<<<<
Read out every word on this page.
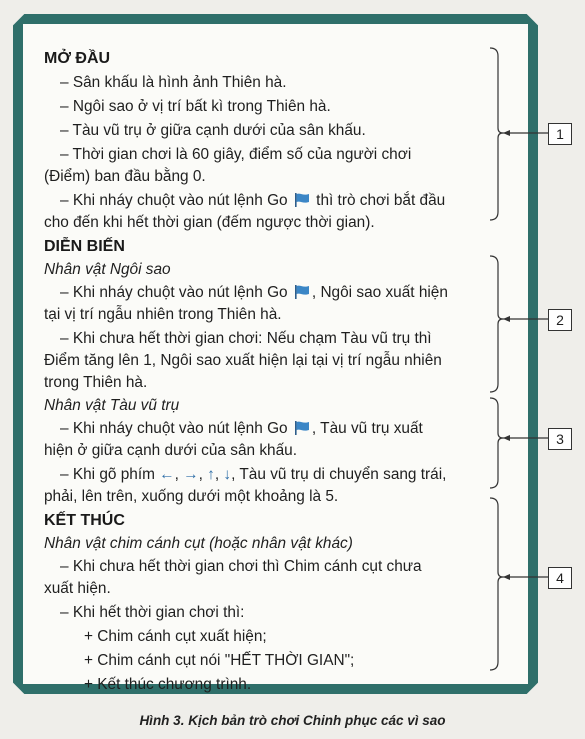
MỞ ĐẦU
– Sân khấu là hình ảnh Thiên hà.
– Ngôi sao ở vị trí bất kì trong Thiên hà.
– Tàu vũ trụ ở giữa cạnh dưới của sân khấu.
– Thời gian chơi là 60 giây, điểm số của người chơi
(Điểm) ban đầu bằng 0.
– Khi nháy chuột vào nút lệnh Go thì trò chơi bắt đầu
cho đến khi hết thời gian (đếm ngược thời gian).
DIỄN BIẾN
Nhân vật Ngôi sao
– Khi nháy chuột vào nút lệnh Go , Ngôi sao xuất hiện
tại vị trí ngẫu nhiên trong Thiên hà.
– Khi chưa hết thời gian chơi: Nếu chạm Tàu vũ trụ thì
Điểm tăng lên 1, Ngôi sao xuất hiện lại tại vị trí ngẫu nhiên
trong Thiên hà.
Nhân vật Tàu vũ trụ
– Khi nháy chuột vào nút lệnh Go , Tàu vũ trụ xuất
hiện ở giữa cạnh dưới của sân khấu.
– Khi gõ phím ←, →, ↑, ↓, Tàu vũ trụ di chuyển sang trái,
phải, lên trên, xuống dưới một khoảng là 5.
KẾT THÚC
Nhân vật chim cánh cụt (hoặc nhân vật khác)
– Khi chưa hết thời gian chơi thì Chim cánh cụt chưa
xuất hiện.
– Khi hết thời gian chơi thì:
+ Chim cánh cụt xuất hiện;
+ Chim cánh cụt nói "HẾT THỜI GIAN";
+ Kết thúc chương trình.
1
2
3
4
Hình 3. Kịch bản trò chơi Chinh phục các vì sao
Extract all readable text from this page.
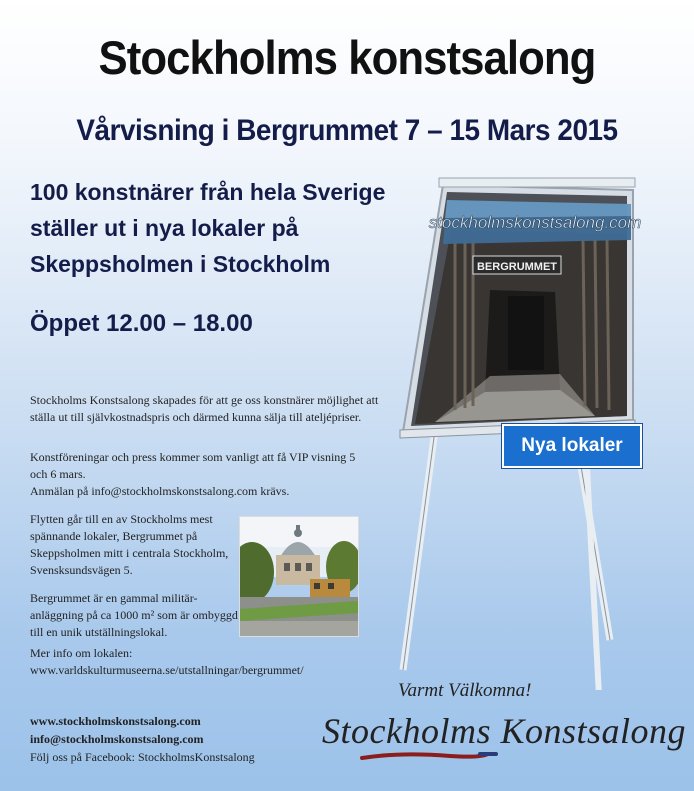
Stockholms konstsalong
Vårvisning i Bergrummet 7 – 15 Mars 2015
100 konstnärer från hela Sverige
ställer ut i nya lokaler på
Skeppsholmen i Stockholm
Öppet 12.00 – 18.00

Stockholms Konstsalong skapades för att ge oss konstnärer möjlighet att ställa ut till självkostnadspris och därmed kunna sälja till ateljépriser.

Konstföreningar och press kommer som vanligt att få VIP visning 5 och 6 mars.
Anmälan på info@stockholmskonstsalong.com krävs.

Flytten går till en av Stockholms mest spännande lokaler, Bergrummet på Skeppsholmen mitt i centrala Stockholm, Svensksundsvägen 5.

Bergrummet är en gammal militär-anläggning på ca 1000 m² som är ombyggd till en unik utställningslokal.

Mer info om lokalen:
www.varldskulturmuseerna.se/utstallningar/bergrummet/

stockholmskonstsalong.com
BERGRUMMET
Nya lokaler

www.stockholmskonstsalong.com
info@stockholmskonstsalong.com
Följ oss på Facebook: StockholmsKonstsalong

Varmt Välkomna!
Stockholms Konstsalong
>>>>
*Written problem*: Gather each line in the entries above where the string "cạnh" is found.

*Result of this exercise*:
– Tàu vũ trụ ở giữa cạnh dưới của sân khấu.
hiện ở giữa cạnh dưới của sân khấu.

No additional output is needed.